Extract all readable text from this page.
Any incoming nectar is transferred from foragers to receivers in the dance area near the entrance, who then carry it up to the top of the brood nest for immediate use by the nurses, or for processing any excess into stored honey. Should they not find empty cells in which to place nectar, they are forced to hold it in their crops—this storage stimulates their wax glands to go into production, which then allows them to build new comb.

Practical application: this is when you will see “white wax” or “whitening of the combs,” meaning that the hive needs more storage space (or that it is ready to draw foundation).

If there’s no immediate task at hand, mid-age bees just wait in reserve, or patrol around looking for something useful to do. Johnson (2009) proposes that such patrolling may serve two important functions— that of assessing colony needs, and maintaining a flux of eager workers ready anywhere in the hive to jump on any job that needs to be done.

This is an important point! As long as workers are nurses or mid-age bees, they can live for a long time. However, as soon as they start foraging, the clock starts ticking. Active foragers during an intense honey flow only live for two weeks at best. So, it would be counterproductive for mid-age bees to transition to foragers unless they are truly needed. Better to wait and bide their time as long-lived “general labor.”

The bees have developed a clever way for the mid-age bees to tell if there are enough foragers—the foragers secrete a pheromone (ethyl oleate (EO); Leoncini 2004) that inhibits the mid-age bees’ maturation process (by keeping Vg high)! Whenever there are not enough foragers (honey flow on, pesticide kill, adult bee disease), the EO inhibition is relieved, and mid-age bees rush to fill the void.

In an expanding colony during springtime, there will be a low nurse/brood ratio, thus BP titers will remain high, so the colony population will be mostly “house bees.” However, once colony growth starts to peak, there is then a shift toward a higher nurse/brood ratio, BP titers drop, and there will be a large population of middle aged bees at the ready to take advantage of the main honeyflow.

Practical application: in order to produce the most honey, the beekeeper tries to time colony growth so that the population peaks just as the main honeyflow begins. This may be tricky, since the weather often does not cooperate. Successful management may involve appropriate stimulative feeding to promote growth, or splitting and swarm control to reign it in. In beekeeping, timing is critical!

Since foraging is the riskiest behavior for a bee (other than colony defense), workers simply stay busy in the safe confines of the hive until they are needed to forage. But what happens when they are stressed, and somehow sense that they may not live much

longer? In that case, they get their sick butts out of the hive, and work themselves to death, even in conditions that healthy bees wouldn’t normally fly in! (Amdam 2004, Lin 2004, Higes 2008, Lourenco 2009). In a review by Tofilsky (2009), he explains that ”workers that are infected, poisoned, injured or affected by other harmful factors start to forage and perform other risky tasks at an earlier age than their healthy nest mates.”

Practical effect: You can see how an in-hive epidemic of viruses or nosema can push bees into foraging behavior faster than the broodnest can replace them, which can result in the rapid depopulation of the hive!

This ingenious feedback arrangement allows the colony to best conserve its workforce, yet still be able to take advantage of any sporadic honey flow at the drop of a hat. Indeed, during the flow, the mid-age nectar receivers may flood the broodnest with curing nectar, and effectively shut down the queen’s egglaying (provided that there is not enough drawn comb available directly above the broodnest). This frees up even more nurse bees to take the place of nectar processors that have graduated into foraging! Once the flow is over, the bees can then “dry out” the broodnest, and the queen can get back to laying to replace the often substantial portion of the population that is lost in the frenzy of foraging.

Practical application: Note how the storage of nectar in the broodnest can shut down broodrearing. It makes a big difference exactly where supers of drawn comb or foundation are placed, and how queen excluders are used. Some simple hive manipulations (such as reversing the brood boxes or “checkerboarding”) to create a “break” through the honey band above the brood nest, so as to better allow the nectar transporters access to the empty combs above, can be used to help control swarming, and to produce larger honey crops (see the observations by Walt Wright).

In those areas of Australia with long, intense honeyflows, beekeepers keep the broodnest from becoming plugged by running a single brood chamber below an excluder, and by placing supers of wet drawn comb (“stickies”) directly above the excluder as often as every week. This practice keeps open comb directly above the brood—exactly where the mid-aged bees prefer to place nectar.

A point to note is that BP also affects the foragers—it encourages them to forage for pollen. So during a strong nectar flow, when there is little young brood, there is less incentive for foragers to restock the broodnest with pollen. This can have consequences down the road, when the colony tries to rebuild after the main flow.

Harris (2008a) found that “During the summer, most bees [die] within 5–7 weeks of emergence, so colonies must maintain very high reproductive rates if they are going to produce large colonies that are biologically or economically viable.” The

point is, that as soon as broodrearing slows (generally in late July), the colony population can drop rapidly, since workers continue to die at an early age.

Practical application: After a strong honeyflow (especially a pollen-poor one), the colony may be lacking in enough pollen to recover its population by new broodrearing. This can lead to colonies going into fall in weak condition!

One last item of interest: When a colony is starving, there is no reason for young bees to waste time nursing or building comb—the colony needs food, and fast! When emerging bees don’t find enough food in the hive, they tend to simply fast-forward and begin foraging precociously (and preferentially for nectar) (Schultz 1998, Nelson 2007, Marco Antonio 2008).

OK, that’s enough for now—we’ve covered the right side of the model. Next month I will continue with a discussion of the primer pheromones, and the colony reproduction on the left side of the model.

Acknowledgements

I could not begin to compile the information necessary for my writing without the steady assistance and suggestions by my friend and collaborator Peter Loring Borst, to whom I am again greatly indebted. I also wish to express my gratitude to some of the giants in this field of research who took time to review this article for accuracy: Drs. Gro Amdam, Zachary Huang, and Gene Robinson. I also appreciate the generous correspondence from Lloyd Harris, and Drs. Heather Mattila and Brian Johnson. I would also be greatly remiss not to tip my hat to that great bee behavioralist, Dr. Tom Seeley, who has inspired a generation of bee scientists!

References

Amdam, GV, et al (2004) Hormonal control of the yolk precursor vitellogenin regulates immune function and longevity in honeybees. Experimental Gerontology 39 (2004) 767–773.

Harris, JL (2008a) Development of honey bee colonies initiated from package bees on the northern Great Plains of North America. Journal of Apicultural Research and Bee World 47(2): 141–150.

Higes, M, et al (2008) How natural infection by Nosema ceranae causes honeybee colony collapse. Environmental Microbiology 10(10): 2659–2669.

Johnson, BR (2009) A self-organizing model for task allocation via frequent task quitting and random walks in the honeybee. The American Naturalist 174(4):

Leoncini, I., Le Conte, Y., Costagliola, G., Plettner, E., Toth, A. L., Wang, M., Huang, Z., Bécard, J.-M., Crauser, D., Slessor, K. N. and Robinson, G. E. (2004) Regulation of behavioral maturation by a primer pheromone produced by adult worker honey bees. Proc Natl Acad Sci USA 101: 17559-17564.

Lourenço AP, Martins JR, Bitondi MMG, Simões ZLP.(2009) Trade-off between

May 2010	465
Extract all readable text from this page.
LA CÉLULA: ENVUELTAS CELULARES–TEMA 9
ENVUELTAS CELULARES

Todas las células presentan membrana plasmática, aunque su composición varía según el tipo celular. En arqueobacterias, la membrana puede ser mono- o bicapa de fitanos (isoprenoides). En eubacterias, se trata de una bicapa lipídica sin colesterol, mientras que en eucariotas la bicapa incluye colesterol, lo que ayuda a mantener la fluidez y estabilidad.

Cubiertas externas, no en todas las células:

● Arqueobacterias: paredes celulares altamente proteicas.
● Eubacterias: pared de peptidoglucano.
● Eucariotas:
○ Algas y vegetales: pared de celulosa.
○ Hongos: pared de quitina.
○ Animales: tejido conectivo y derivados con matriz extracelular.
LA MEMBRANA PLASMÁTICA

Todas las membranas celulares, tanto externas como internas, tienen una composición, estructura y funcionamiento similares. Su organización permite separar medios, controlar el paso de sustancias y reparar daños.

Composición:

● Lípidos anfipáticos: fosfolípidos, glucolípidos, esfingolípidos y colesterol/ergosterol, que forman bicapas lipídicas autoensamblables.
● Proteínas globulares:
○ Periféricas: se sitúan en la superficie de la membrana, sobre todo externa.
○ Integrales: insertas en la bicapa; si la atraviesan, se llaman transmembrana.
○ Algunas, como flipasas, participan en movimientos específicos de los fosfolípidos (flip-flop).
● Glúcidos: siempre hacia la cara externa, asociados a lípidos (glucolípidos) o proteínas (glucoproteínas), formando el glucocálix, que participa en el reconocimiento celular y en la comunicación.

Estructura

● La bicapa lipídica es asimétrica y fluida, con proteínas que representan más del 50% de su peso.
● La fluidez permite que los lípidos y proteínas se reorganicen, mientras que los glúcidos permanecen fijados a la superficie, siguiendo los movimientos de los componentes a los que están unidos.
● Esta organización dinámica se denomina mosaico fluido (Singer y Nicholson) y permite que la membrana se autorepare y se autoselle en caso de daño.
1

------------------------------------------------------------

Activity
The answer must consist of every line from the entries that holds the string "often".

Response to this exercise
Practical application: in order to produce the most honey, the beekeeper tries to time colony growth so that the population peaks just as the main honeyflow begins. This may be tricky, since the weather often does not cooperate. Successful management may involve appropriate stimulative feeding to promote growth, or splitting and swarm control to reign it in. In beekeeping, timing is critical!
This ingenious feedback arrangement allows the colony to best conserve its workforce, yet still be able to take advantage of any sporadic honey flow at the drop of a hat. Indeed, during the flow, the mid-age nectar receivers may flood the broodnest with curing nectar, and effectively shut down the queen’s egglaying (provided that there is not enough drawn comb available directly above the broodnest). This frees up even more nurse bees to take the place of nectar processors that have graduated into foraging! Once the flow is over, the bees can then “dry out” the broodnest, and the queen can get back to laying to replace the often substantial portion of the population that is lost in the frenzy of foraging.
In those areas of Australia with long, intense honeyflows, beekeepers keep the broodnest from becoming plugged by running a single brood chamber below an excluder, and by placing supers of wet drawn comb (“stickies”) directly above the excluder as often as every week. This practice keeps open comb directly above the brood—exactly where the mid-aged bees prefer to place nectar.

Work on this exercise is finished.